WHAT IS REQUIRED
Can you copy out, word for word, every line from the one containing "likes-label: Likes bbox=[383, 1130, 463, 1168]" through the end of the items below, including both ends? Leave the pictures out.

RECORD EXTRACTS
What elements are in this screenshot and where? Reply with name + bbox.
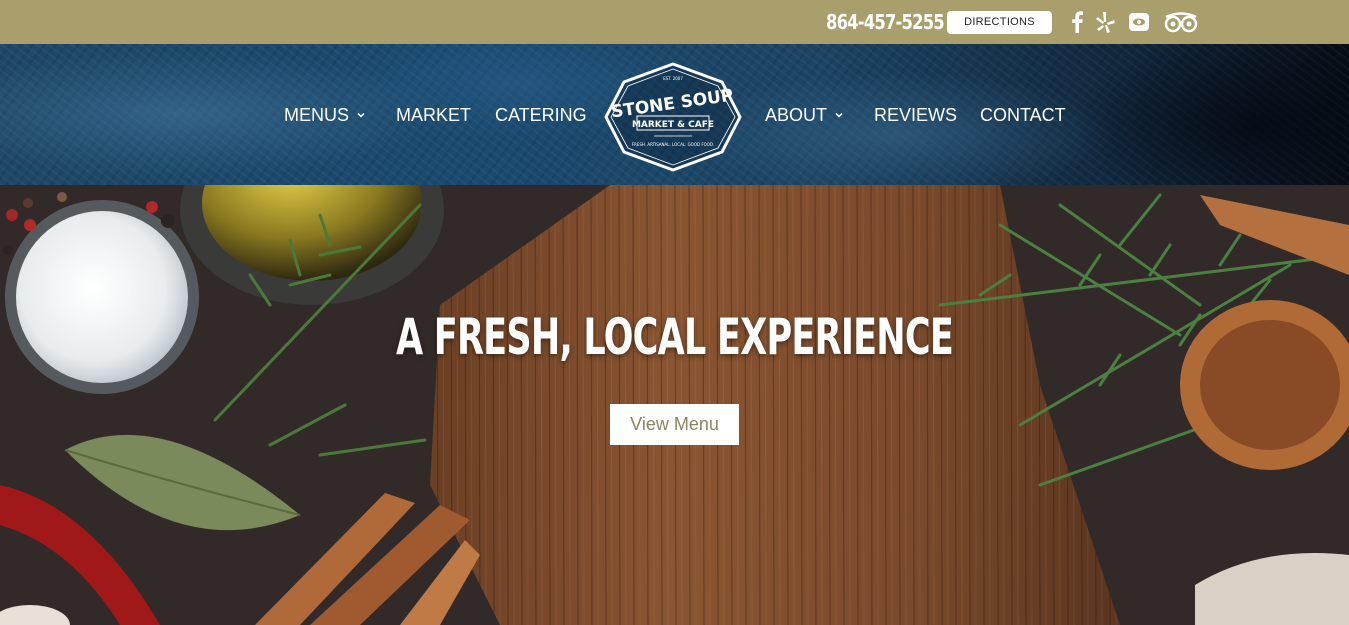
nav-item-menus[interactable]: MENUS [284, 104, 365, 126]
tripadvisor-icon[interactable] [1162, 10, 1200, 34]
nav-label: CATERING [495, 105, 587, 125]
yelp-icon[interactable] [1094, 10, 1116, 34]
nav-item-about[interactable]: ABOUT [765, 104, 843, 126]
chevron-down-icon [835, 112, 843, 118]
nav-item-market[interactable]: MARKET [396, 104, 471, 126]
hero-section: A FRESH, LOCAL EXPERIENCE View Menu [0, 185, 1349, 625]
main-navigation: MENUS MARKET CATERING EST. 2007 STONE SO… [0, 44, 1349, 185]
chevron-down-icon [357, 112, 365, 118]
nav-label: ABOUT [765, 105, 828, 125]
directions-button[interactable]: DIRECTIONS [947, 11, 1052, 34]
foursquare-icon[interactable] [1127, 10, 1151, 34]
nav-item-catering[interactable]: CATERING [495, 104, 587, 126]
nav-label: CONTACT [980, 105, 1066, 125]
nav-item-contact[interactable]: CONTACT [980, 104, 1066, 126]
top-utility-bar: 864-457-5255 DIRECTIONS [0, 0, 1349, 44]
nav-label: MARKET [396, 105, 472, 125]
logo-subtitle: MARKET & CAFE [632, 120, 714, 130]
logo-est: EST. 2007 [663, 76, 683, 81]
facebook-icon[interactable] [1068, 10, 1086, 34]
stone-soup-logo[interactable]: EST. 2007 STONE SOUP MARKET & CAFE FRESH… [604, 62, 742, 172]
logo-tagline: FRESH. ARTISANAL. LOCAL. GOOD FOOD. [632, 142, 715, 147]
nav-item-reviews[interactable]: REVIEWS [874, 104, 957, 126]
view-menu-button[interactable]: View Menu [610, 404, 739, 445]
hero-title: A FRESH, LOCAL EXPERIENCE [395, 308, 954, 366]
nav-label: REVIEWS [874, 105, 958, 125]
phone-number[interactable]: 864-457-5255 [826, 9, 945, 35]
nav-label: MENUS [284, 105, 350, 125]
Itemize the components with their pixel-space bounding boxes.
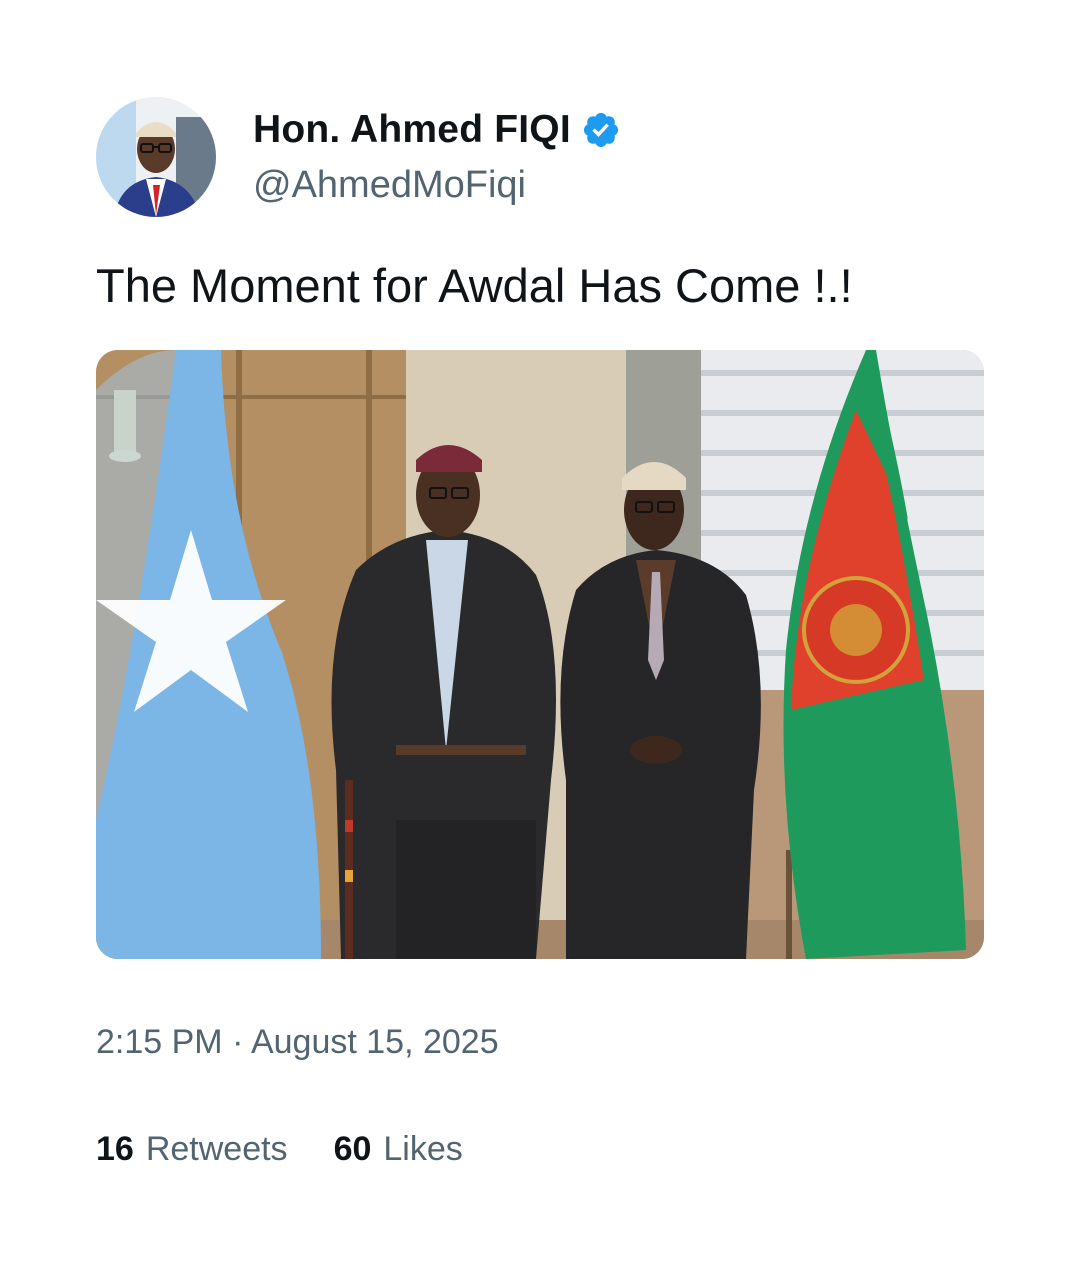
likes-label: Likes bbox=[383, 1130, 463, 1168]
tweet-timestamp[interactable]: 2:15 PM · August 15, 2025 bbox=[96, 1021, 499, 1063]
author-handle[interactable]: @AhmedMoFiqi bbox=[253, 162, 526, 208]
tweet-photo-image bbox=[96, 350, 984, 959]
retweets-stat[interactable]: 16 Retweets bbox=[96, 1128, 288, 1170]
likes-stat[interactable]: 60 Likes bbox=[334, 1128, 463, 1170]
avatar-image bbox=[96, 97, 216, 217]
retweets-label: Retweets bbox=[145, 1130, 288, 1168]
tweet-stats: 16 Retweets 60 Likes bbox=[96, 1128, 463, 1170]
author-display-name[interactable]: Hon. Ahmed FIQI bbox=[253, 107, 571, 153]
author-name-row: Hon. Ahmed FIQI bbox=[253, 107, 621, 153]
tweet-text: The Moment for Awdal Has Come !.! bbox=[96, 259, 853, 312]
likes-count: 60 bbox=[333, 1130, 372, 1168]
tweet-photo[interactable] bbox=[96, 350, 984, 959]
verified-badge-icon bbox=[583, 112, 618, 148]
author-avatar[interactable] bbox=[96, 97, 216, 217]
retweets-count: 16 bbox=[96, 1130, 134, 1168]
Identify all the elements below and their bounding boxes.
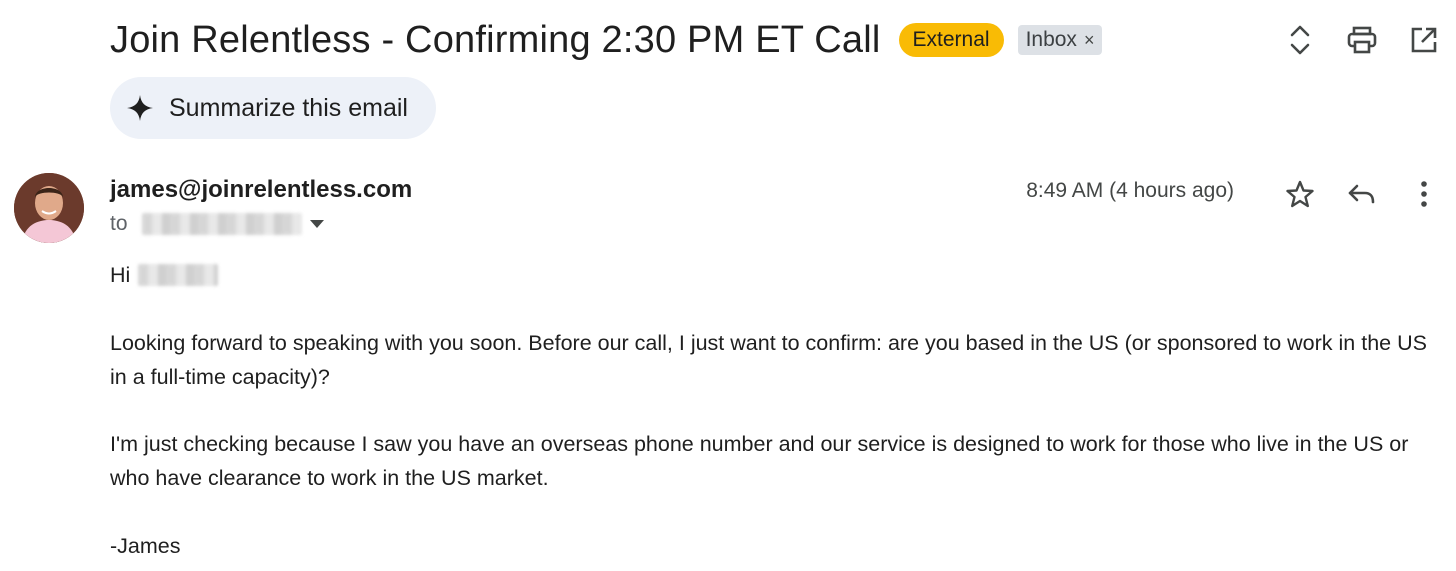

WRITTEN RESPONSE
likes-label: Likes bbox=[383, 1130, 463, 1168]
tweet-timestamp[interactable]: 2:15 PM · August 15, 2025 bbox=[96, 1021, 499, 1063]
author-handle[interactable]: @AhmedMoFiqi bbox=[253, 162, 526, 208]
tweet-photo-image bbox=[96, 350, 984, 959]
retweets-stat[interactable]: 16 Retweets bbox=[96, 1128, 288, 1170]
likes-stat[interactable]: 60 Likes bbox=[334, 1128, 463, 1170]
avatar-image bbox=[96, 97, 216, 217]
retweets-label: Retweets bbox=[145, 1130, 288, 1168]
tweet-stats: 16 Retweets 60 Likes bbox=[96, 1128, 463, 1170]
author-display-name[interactable]: Hon. Ahmed FIQI bbox=[253, 107, 571, 153]
author-name-row: Hon. Ahmed FIQI bbox=[253, 107, 621, 153]
tweet-text: The Moment for Awdal Has Come !.! bbox=[96, 259, 853, 312]
likes-count: 60 bbox=[333, 1130, 372, 1168]
tweet-photo[interactable] bbox=[96, 350, 984, 959]
verified-badge-icon bbox=[583, 112, 618, 148]
author-avatar[interactable] bbox=[96, 97, 216, 217]
retweets-count: 16 bbox=[96, 1130, 134, 1168]
Identify all the elements below and their bounding boxes.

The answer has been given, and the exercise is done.